Task instructions
What follows is a block of records; reproduce all of it verbatim.
____ Dataset content
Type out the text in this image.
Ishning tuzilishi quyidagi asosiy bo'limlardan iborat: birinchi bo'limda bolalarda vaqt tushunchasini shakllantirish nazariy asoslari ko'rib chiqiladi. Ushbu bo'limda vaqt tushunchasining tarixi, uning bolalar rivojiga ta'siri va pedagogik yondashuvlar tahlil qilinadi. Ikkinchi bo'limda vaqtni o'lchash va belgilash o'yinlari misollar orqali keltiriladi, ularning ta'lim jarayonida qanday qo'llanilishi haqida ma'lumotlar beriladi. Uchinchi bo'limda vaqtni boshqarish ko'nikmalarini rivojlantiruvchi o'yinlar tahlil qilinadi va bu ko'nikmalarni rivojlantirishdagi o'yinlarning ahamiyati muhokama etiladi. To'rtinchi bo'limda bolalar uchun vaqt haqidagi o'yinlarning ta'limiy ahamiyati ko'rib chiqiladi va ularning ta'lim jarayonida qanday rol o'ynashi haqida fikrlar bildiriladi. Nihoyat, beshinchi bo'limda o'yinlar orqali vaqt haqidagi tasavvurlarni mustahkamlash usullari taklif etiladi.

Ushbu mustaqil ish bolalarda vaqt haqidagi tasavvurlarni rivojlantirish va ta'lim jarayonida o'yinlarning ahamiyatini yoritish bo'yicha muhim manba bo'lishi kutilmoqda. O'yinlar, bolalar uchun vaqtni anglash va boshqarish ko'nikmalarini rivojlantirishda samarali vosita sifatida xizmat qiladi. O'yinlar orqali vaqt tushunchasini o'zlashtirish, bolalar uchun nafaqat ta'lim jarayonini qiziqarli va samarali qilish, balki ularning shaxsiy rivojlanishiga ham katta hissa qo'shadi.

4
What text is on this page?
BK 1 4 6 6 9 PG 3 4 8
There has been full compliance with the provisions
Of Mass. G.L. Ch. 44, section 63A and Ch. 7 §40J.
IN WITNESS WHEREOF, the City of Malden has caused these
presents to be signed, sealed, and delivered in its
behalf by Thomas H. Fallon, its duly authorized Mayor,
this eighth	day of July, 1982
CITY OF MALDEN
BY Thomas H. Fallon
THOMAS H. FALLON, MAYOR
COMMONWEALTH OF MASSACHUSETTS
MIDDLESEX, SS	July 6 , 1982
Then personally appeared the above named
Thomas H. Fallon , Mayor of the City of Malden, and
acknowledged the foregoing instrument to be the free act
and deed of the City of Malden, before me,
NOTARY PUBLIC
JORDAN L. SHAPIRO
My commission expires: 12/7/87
________
Solution below
Type out the text in this image.
Ishning tuzilishi quyidagi asosiy bo'limlardan iborat: birinchi bo'limda bolalarda vaqt tushunchasini shakllantirish nazariy asoslari ko'rib chiqiladi. Ushbu bo'limda vaqt tushunchasining tarixi, uning bolalar rivojiga ta'siri va pedagogik yondashuvlar tahlil qilinadi. Ikkinchi bo'limda vaqtni o'lchash va belgilash o'yinlari misollar orqali keltiriladi, ularning ta'lim jarayonida qanday qo'llanilishi haqida ma'lumotlar beriladi. Uchinchi bo'limda vaqtni boshqarish ko'nikmalarini rivojlantiruvchi o'yinlar tahlil qilinadi va bu ko'nikmalarni rivojlantirishdagi o'yinlarning ahamiyati muhokama etiladi. To'rtinchi bo'limda bolalar uchun vaqt haqidagi o'yinlarning ta'limiy ahamiyati ko'rib chiqiladi va ularning ta'lim jarayonida qanday rol o'ynashi haqida fikrlar bildiriladi. Nihoyat, beshinchi bo'limda o'yinlar orqali vaqt haqidagi tasavvurlarni mustahkamlash usullari taklif etiladi.

Ushbu mustaqil ish bolalarda vaqt haqidagi tasavvurlarni rivojlantirish va ta'lim jarayonida o'yinlarning ahamiyatini yoritish bo'yicha muhim manba bo'lishi kutilmoqda. O'yinlar, bolalar uchun vaqtni anglash va boshqarish ko'nikmalarini rivojlantirishda samarali vosita sifatida xizmat qiladi. O'yinlar orqali vaqt tushunchasini o'zlashtirish, bolalar uchun nafaqat ta'lim jarayonini qiziqarli va samarali qilish, balki ularning shaxsiy rivojlanishiga ham katta hissa qo'shadi.

4
What text is on this page?
BK 1 4 6 6 9 PG 3 4 8
There has been full compliance with the provisions
Of Mass. G.L. Ch. 44, section 63A and Ch. 7 §40J.
IN WITNESS WHEREOF, the City of Malden has caused these
presents to be signed, sealed, and delivered in its
behalf by Thomas H. Fallon, its duly authorized Mayor,
this eighth	day of July, 1982
CITY OF MALDEN
BY Thomas H. Fallon
THOMAS H. FALLON, MAYOR
COMMONWEALTH OF MASSACHUSETTS
MIDDLESEX, SS	July 6 , 1982
Then personally appeared the above named
Thomas H. Fallon , Mayor of the City of Malden, and
acknowledged the foregoing instrument to be the free act
and deed of the City of Malden, before me,
NOTARY PUBLIC
JORDAN L. SHAPIRO
My commission expires: 12/7/87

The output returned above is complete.